Can you transcribe every line exactly and leave the pictures behind?

### Data records
* BEGIN *

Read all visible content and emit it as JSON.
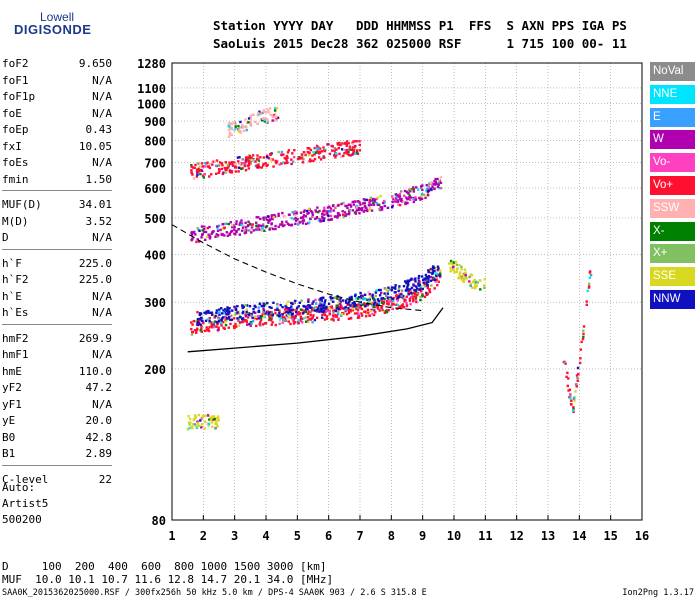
{
  "logo": {
    "line1": "Lowell",
    "line2": "DIGISONDE"
  },
  "header": {
    "line1": "Station YYYY DAY   DDD HHMMSS P1  FFS  S AXN PPS IGA PS",
    "line2": "SaoLuis 2015 Dec28 362 025000 RSF      1 715 100 00- 11"
  },
  "params": {
    "g1": [
      [
        "foF2",
        "9.650"
      ],
      [
        "foF1",
        "N/A"
      ],
      [
        "foF1p",
        "N/A"
      ],
      [
        "foE",
        "N/A"
      ],
      [
        "foEp",
        "0.43"
      ],
      [
        "fxI",
        "10.05"
      ],
      [
        "foEs",
        "N/A"
      ],
      [
        "fmin",
        "1.50"
      ]
    ],
    "g2": [
      [
        "MUF(D)",
        "34.01"
      ],
      [
        "M(D)",
        "3.52"
      ],
      [
        "D",
        "N/A"
      ]
    ],
    "g3": [
      [
        "h`F",
        "225.0"
      ],
      [
        "h`F2",
        "225.0"
      ],
      [
        "h`E",
        "N/A"
      ],
      [
        "h`Es",
        "N/A"
      ]
    ],
    "g4": [
      [
        "hmF2",
        "269.9"
      ],
      [
        "hmF1",
        "N/A"
      ],
      [
        "hmE",
        "110.0"
      ],
      [
        "yF2",
        "47.2"
      ],
      [
        "yF1",
        "N/A"
      ],
      [
        "yE",
        "20.0"
      ],
      [
        "B0",
        "42.8"
      ],
      [
        "B1",
        "2.89"
      ]
    ],
    "g5": [
      [
        "C-level",
        "22"
      ]
    ]
  },
  "info": {
    "auto": "Auto:",
    "artist": "Artist5",
    "version": "500200"
  },
  "legend": [
    {
      "label": "NoVal",
      "color": "#8c8c8c"
    },
    {
      "label": "NNE",
      "color": "#00e5ff"
    },
    {
      "label": "E",
      "color": "#3aa0ff"
    },
    {
      "label": "W",
      "color": "#b000b0"
    },
    {
      "label": "Vo-",
      "color": "#ff40c0"
    },
    {
      "label": "Vo+",
      "color": "#ff1030"
    },
    {
      "label": "SSW",
      "color": "#ffb0b0"
    },
    {
      "label": "X-",
      "color": "#008000"
    },
    {
      "label": "X+",
      "color": "#80c060"
    },
    {
      "label": "SSE",
      "color": "#d8d820"
    },
    {
      "label": "NNW",
      "color": "#1010c0"
    }
  ],
  "bottom": {
    "d_line": "D     100  200  400  600  800 1000 1500 3000 [km]",
    "muf_line": "MUF  10.0 10.1 10.7 11.6 12.8 14.7 20.1 34.0 [MHz]"
  },
  "footer": {
    "left": "SAA0K_2015362025000.RSF / 300fx256h 50 kHz 5.0 km / DPS-4 SAA0K 903 / 2.6 S 315.8 E",
    "right": "Ion2Png 1.3.17"
  },
  "chart_data": {
    "type": "scatter",
    "title": "",
    "xlabel": "",
    "ylabel": "",
    "xlim": [
      1,
      16
    ],
    "ylim": [
      80,
      1280
    ],
    "y_scale": "log",
    "grid": true,
    "x_ticks": [
      1,
      2,
      3,
      4,
      5,
      6,
      7,
      8,
      9,
      10,
      11,
      12,
      13,
      14,
      15,
      16
    ],
    "y_ticks": [
      80,
      200,
      300,
      400,
      500,
      600,
      700,
      800,
      900,
      1000,
      1100,
      1280
    ],
    "traces": [
      {
        "name": "F2 O-trace (Vo+)",
        "color": "#ff1030",
        "points": [
          [
            1.6,
            255
          ],
          [
            2,
            262
          ],
          [
            3,
            268
          ],
          [
            4,
            272
          ],
          [
            5,
            276
          ],
          [
            6,
            280
          ],
          [
            7,
            286
          ],
          [
            8,
            296
          ],
          [
            8.8,
            312
          ],
          [
            9.3,
            330
          ],
          [
            9.6,
            350
          ]
        ]
      },
      {
        "name": "F2 X-trace (NNW)",
        "color": "#1010c0",
        "points": [
          [
            1.8,
            272
          ],
          [
            3,
            280
          ],
          [
            4,
            286
          ],
          [
            5,
            290
          ],
          [
            6,
            296
          ],
          [
            7,
            303
          ],
          [
            8,
            315
          ],
          [
            9,
            340
          ],
          [
            9.6,
            370
          ]
        ]
      },
      {
        "name": "2nd hop (W)",
        "color": "#b000b0",
        "points": [
          [
            1.6,
            450
          ],
          [
            3,
            470
          ],
          [
            4,
            485
          ],
          [
            5,
            500
          ],
          [
            6,
            515
          ],
          [
            7,
            535
          ],
          [
            8,
            555
          ],
          [
            9,
            585
          ],
          [
            9.6,
            620
          ]
        ]
      },
      {
        "name": "3rd hop (Vo+)",
        "color": "#ff1030",
        "points": [
          [
            1.6,
            660
          ],
          [
            2.5,
            680
          ],
          [
            4,
            710
          ],
          [
            5.5,
            740
          ],
          [
            7,
            770
          ]
        ]
      },
      {
        "name": "4th hop",
        "color": "#ffb0b0",
        "points": [
          [
            2.8,
            850
          ],
          [
            3.5,
            900
          ],
          [
            4.4,
            950
          ]
        ]
      },
      {
        "name": "E-layer echoes (SSE)",
        "color": "#d8d820",
        "points": [
          [
            1.5,
            145
          ],
          [
            2.0,
            145
          ],
          [
            2.5,
            146
          ]
        ]
      },
      {
        "name": "Spread F (SSE)",
        "color": "#d8d820",
        "points": [
          [
            9.8,
            380
          ],
          [
            10.2,
            360
          ],
          [
            10.6,
            340
          ],
          [
            11,
            330
          ]
        ]
      },
      {
        "name": "Isolated echoes",
        "color": "#ff1030",
        "points": [
          [
            13.5,
            215
          ],
          [
            13.8,
            155
          ],
          [
            14.4,
            380
          ]
        ]
      }
    ],
    "profile_curve": [
      [
        1.5,
        222
      ],
      [
        3,
        227
      ],
      [
        5,
        234
      ],
      [
        7,
        244
      ],
      [
        8.5,
        255
      ],
      [
        9.3,
        265
      ],
      [
        9.65,
        290
      ]
    ],
    "profile_dashed": [
      [
        1.0,
        480
      ],
      [
        2,
        430
      ],
      [
        3,
        390
      ],
      [
        4,
        360
      ],
      [
        5,
        335
      ],
      [
        6,
        315
      ],
      [
        7,
        300
      ],
      [
        8,
        290
      ],
      [
        9,
        285
      ]
    ]
  }
}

* END *

### Answer to this problem
Read all visible content and emit it as JSON.
{
  "logo": {
    "line1": "Lowell",
    "line2": "DIGISONDE"
  },
  "header": {
    "line1": "Station YYYY DAY   DDD HHMMSS P1  FFS  S AXN PPS IGA PS",
    "line2": "SaoLuis 2015 Dec28 362 025000 RSF      1 715 100 00- 11"
  },
  "params": {
    "g1": [
      [
        "foF2",
        "9.650"
      ],
      [
        "foF1",
        "N/A"
      ],
      [
        "foF1p",
        "N/A"
      ],
      [
        "foE",
        "N/A"
      ],
      [
        "foEp",
        "0.43"
      ],
      [
        "fxI",
        "10.05"
      ],
      [
        "foEs",
        "N/A"
      ],
      [
        "fmin",
        "1.50"
      ]
    ],
    "g2": [
      [
        "MUF(D)",
        "34.01"
      ],
      [
        "M(D)",
        "3.52"
      ],
      [
        "D",
        "N/A"
      ]
    ],
    "g3": [
      [
        "h`F",
        "225.0"
      ],
      [
        "h`F2",
        "225.0"
      ],
      [
        "h`E",
        "N/A"
      ],
      [
        "h`Es",
        "N/A"
      ]
    ],
    "g4": [
      [
        "hmF2",
        "269.9"
      ],
      [
        "hmF1",
        "N/A"
      ],
      [
        "hmE",
        "110.0"
      ],
      [
        "yF2",
        "47.2"
      ],
      [
        "yF1",
        "N/A"
      ],
      [
        "yE",
        "20.0"
      ],
      [
        "B0",
        "42.8"
      ],
      [
        "B1",
        "2.89"
      ]
    ],
    "g5": [
      [
        "C-level",
        "22"
      ]
    ]
  },
  "info": {
    "auto": "Auto:",
    "artist": "Artist5",
    "version": "500200"
  },
  "legend": [
    {
      "label": "NoVal",
      "color": "#8c8c8c"
    },
    {
      "label": "NNE",
      "color": "#00e5ff"
    },
    {
      "label": "E",
      "color": "#3aa0ff"
    },
    {
      "label": "W",
      "color": "#b000b0"
    },
    {
      "label": "Vo-",
      "color": "#ff40c0"
    },
    {
      "label": "Vo+",
      "color": "#ff1030"
    },
    {
      "label": "SSW",
      "color": "#ffb0b0"
    },
    {
      "label": "X-",
      "color": "#008000"
    },
    {
      "label": "X+",
      "color": "#80c060"
    },
    {
      "label": "SSE",
      "color": "#d8d820"
    },
    {
      "label": "NNW",
      "color": "#1010c0"
    }
  ],
  "bottom": {
    "d_line": "D     100  200  400  600  800 1000 1500 3000 [km]",
    "muf_line": "MUF  10.0 10.1 10.7 11.6 12.8 14.7 20.1 34.0 [MHz]"
  },
  "footer": {
    "left": "SAA0K_2015362025000.RSF / 300fx256h 50 kHz 5.0 km / DPS-4 SAA0K 903 / 2.6 S 315.8 E",
    "right": "Ion2Png 1.3.17"
  },
  "chart_data": {
    "type": "scatter",
    "title": "",
    "xlabel": "",
    "ylabel": "",
    "xlim": [
      1,
      16
    ],
    "ylim": [
      80,
      1280
    ],
    "y_scale": "log",
    "grid": true,
    "x_ticks": [
      1,
      2,
      3,
      4,
      5,
      6,
      7,
      8,
      9,
      10,
      11,
      12,
      13,
      14,
      15,
      16
    ],
    "y_ticks": [
      80,
      200,
      300,
      400,
      500,
      600,
      700,
      800,
      900,
      1000,
      1100,
      1280
    ],
    "traces": [
      {
        "name": "F2 O-trace (Vo+)",
        "color": "#ff1030",
        "points": [
          [
            1.6,
            255
          ],
          [
            2,
            262
          ],
          [
            3,
            268
          ],
          [
            4,
            272
          ],
          [
            5,
            276
          ],
          [
            6,
            280
          ],
          [
            7,
            286
          ],
          [
            8,
            296
          ],
          [
            8.8,
            312
          ],
          [
            9.3,
            330
          ],
          [
            9.6,
            350
          ]
        ]
      },
      {
        "name": "F2 X-trace (NNW)",
        "color": "#1010c0",
        "points": [
          [
            1.8,
            272
          ],
          [
            3,
            280
          ],
          [
            4,
            286
          ],
          [
            5,
            290
          ],
          [
            6,
            296
          ],
          [
            7,
            303
          ],
          [
            8,
            315
          ],
          [
            9,
            340
          ],
          [
            9.6,
            370
          ]
        ]
      },
      {
        "name": "2nd hop (W)",
        "color": "#b000b0",
        "points": [
          [
            1.6,
            450
          ],
          [
            3,
            470
          ],
          [
            4,
            485
          ],
          [
            5,
            500
          ],
          [
            6,
            515
          ],
          [
            7,
            535
          ],
          [
            8,
            555
          ],
          [
            9,
            585
          ],
          [
            9.6,
            620
          ]
        ]
      },
      {
        "name": "3rd hop (Vo+)",
        "color": "#ff1030",
        "points": [
          [
            1.6,
            660
          ],
          [
            2.5,
            680
          ],
          [
            4,
            710
          ],
          [
            5.5,
            740
          ],
          [
            7,
            770
          ]
        ]
      },
      {
        "name": "4th hop",
        "color": "#ffb0b0",
        "points": [
          [
            2.8,
            850
          ],
          [
            3.5,
            900
          ],
          [
            4.4,
            950
          ]
        ]
      },
      {
        "name": "E-layer echoes (SSE)",
        "color": "#d8d820",
        "points": [
          [
            1.5,
            145
          ],
          [
            2.0,
            145
          ],
          [
            2.5,
            146
          ]
        ]
      },
      {
        "name": "Spread F (SSE)",
        "color": "#d8d820",
        "points": [
          [
            9.8,
            380
          ],
          [
            10.2,
            360
          ],
          [
            10.6,
            340
          ],
          [
            11,
            330
          ]
        ]
      },
      {
        "name": "Isolated echoes",
        "color": "#ff1030",
        "points": [
          [
            13.5,
            215
          ],
          [
            13.8,
            155
          ],
          [
            14.4,
            380
          ]
        ]
      }
    ],
    "profile_curve": [
      [
        1.5,
        222
      ],
      [
        3,
        227
      ],
      [
        5,
        234
      ],
      [
        7,
        244
      ],
      [
        8.5,
        255
      ],
      [
        9.3,
        265
      ],
      [
        9.65,
        290
      ]
    ],
    "profile_dashed": [
      [
        1.0,
        480
      ],
      [
        2,
        430
      ],
      [
        3,
        390
      ],
      [
        4,
        360
      ],
      [
        5,
        335
      ],
      [
        6,
        315
      ],
      [
        7,
        300
      ],
      [
        8,
        290
      ],
      [
        9,
        285
      ]
    ]
  }
}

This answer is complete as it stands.